# Directions
Would it be possible to write out each entry below exactly, without the pictures?

# Input for this task
^^^^^^^^^^^^^^^^
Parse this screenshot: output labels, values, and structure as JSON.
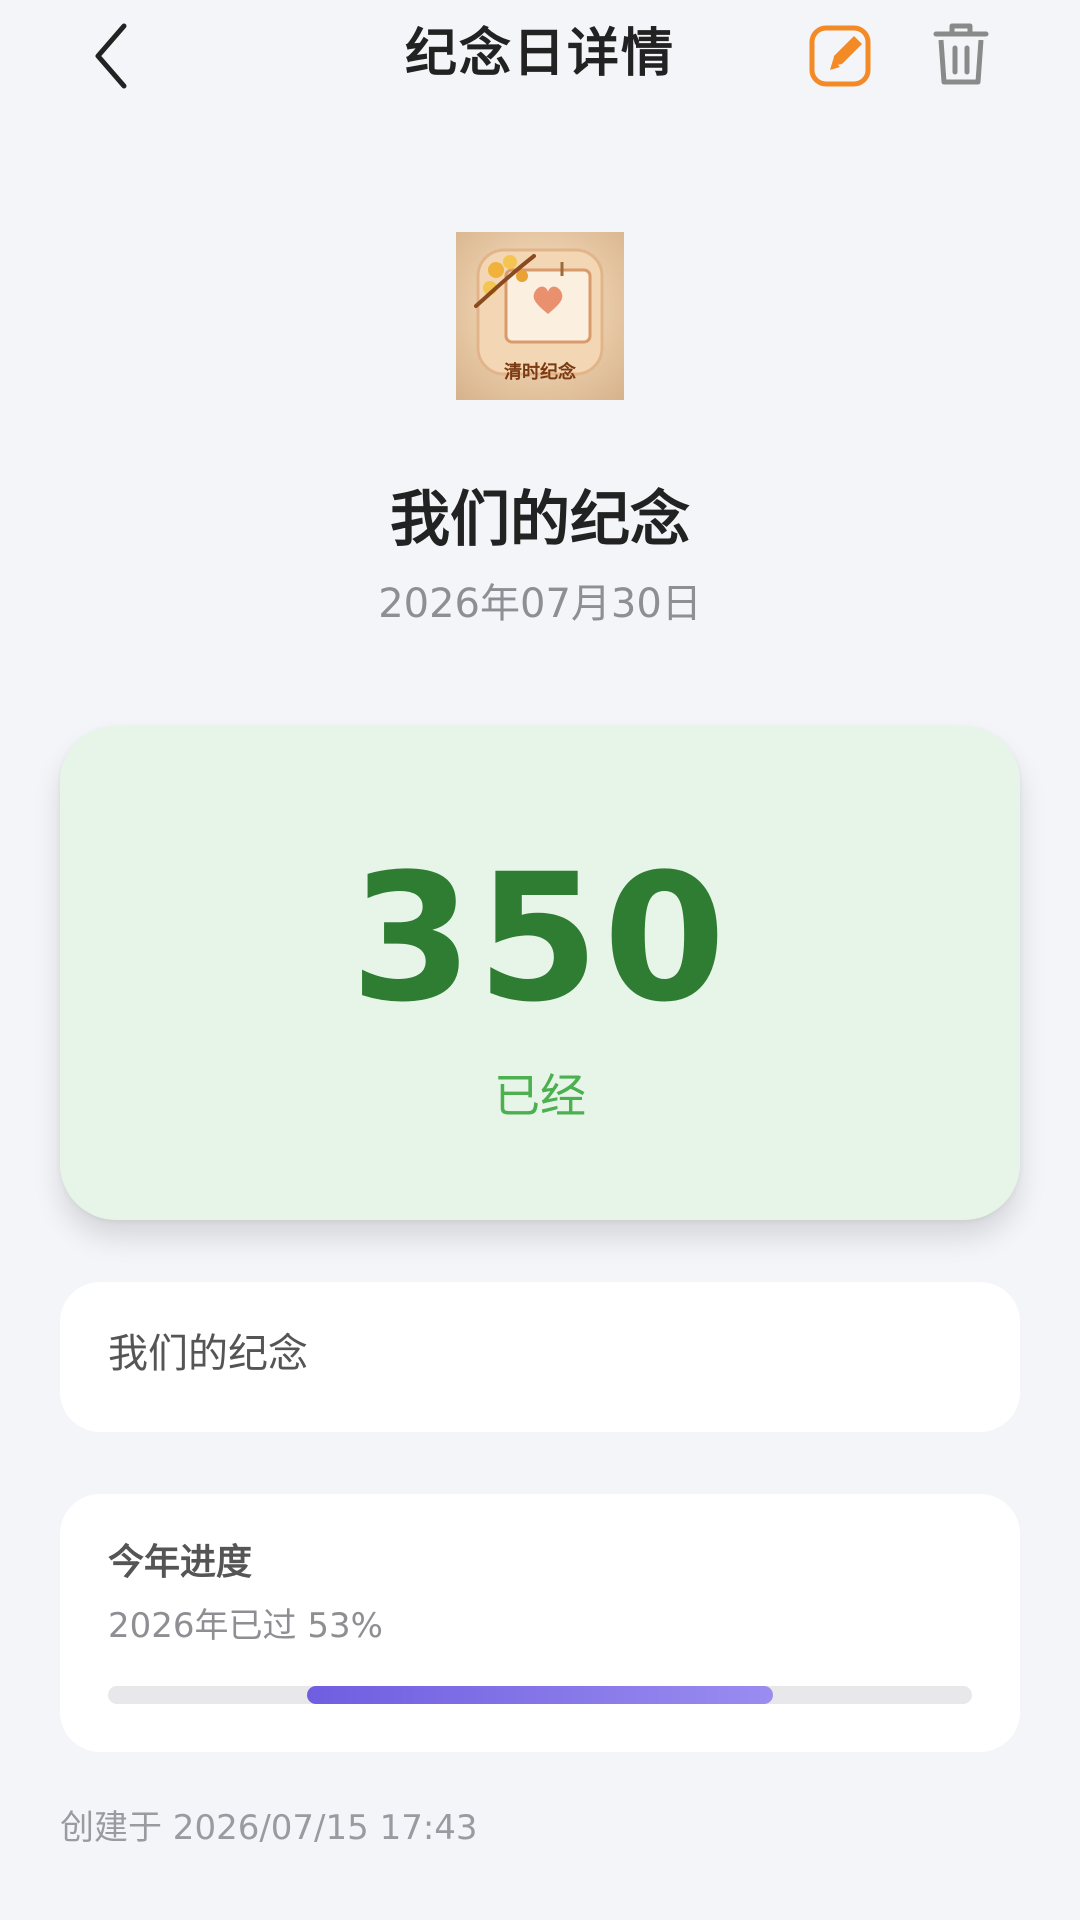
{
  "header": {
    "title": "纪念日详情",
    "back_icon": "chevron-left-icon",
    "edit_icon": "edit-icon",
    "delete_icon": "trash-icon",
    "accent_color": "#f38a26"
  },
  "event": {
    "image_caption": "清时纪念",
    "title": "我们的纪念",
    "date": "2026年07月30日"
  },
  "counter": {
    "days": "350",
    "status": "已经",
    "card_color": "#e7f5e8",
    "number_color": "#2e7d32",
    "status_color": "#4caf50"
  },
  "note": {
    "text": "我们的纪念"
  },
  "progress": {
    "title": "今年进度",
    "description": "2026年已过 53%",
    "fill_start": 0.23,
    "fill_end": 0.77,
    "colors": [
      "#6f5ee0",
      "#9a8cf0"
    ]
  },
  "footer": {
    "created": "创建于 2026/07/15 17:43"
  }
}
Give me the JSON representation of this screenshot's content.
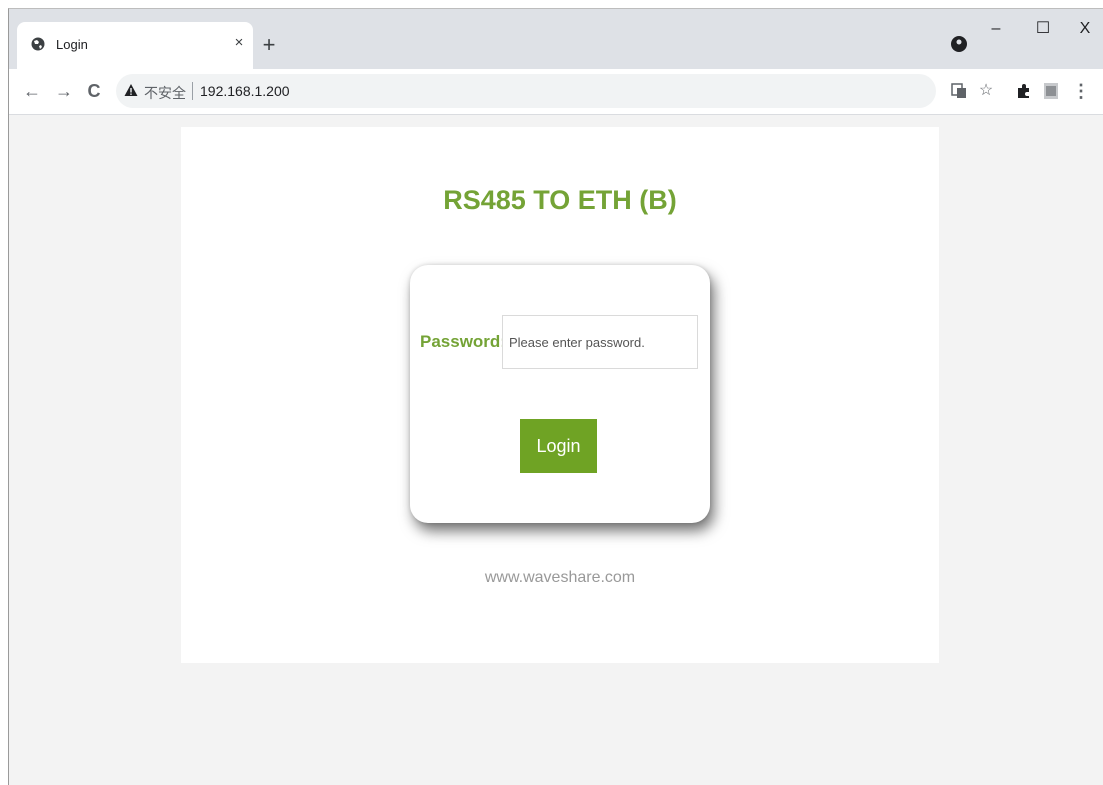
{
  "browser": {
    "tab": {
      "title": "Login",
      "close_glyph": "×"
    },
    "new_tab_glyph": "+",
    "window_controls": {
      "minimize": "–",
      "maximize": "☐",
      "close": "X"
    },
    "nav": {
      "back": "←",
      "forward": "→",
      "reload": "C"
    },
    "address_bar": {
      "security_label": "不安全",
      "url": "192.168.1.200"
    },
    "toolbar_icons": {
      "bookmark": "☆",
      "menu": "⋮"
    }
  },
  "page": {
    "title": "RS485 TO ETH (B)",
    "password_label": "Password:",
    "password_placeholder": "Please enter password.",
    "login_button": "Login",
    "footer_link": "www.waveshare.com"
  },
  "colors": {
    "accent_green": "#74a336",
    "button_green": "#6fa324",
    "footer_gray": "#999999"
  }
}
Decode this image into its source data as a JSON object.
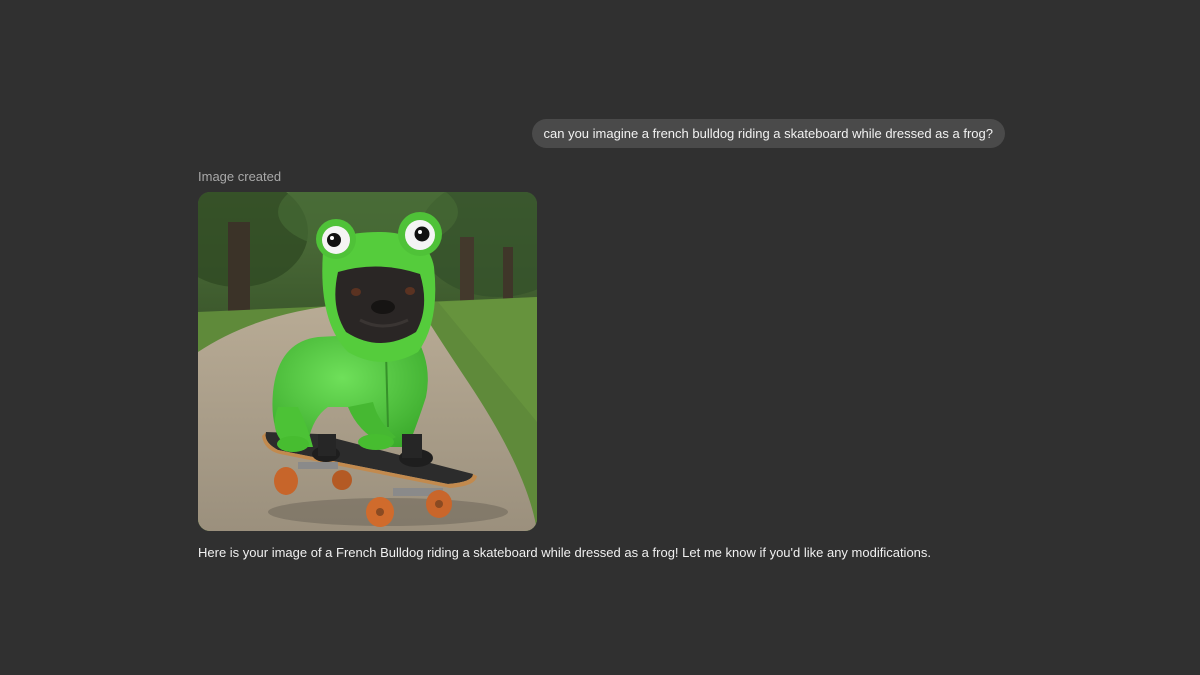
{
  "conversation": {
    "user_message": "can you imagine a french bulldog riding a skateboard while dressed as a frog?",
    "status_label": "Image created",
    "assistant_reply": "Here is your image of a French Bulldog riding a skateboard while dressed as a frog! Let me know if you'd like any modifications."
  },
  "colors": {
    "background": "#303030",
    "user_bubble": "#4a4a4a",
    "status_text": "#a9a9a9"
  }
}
^^^^^^^^^^^^^^^^
# Completed exercise
Parse this screenshot: output labels, values, and structure as JSON.
{
  "header": {
    "title": "纪念日详情",
    "back_icon": "chevron-left-icon",
    "edit_icon": "edit-icon",
    "delete_icon": "trash-icon",
    "accent_color": "#f38a26"
  },
  "event": {
    "image_caption": "清时纪念",
    "title": "我们的纪念",
    "date": "2026年07月30日"
  },
  "counter": {
    "days": "350",
    "status": "已经",
    "card_color": "#e7f5e8",
    "number_color": "#2e7d32",
    "status_color": "#4caf50"
  },
  "note": {
    "text": "我们的纪念"
  },
  "progress": {
    "title": "今年进度",
    "description": "2026年已过 53%",
    "fill_start": 0.23,
    "fill_end": 0.77,
    "colors": [
      "#6f5ee0",
      "#9a8cf0"
    ]
  },
  "footer": {
    "created": "创建于 2026/07/15 17:43"
  }
}
Give me the JSON representation of this screenshot's content.
{
  "browser": {
    "tab": {
      "title": "Login",
      "close_glyph": "×"
    },
    "new_tab_glyph": "+",
    "window_controls": {
      "minimize": "–",
      "maximize": "☐",
      "close": "X"
    },
    "nav": {
      "back": "←",
      "forward": "→",
      "reload": "C"
    },
    "address_bar": {
      "security_label": "不安全",
      "url": "192.168.1.200"
    },
    "toolbar_icons": {
      "bookmark": "☆",
      "menu": "⋮"
    }
  },
  "page": {
    "title": "RS485 TO ETH (B)",
    "password_label": "Password:",
    "password_placeholder": "Please enter password.",
    "login_button": "Login",
    "footer_link": "www.waveshare.com"
  },
  "colors": {
    "accent_green": "#74a336",
    "button_green": "#6fa324",
    "footer_gray": "#999999"
  }
}
Decode this image into its source data as a JSON object.
{
  "conversation": {
    "user_message": "can you imagine a french bulldog riding a skateboard while dressed as a frog?",
    "status_label": "Image created",
    "assistant_reply": "Here is your image of a French Bulldog riding a skateboard while dressed as a frog! Let me know if you'd like any modifications."
  },
  "colors": {
    "background": "#303030",
    "user_bubble": "#4a4a4a",
    "status_text": "#a9a9a9"
  }
}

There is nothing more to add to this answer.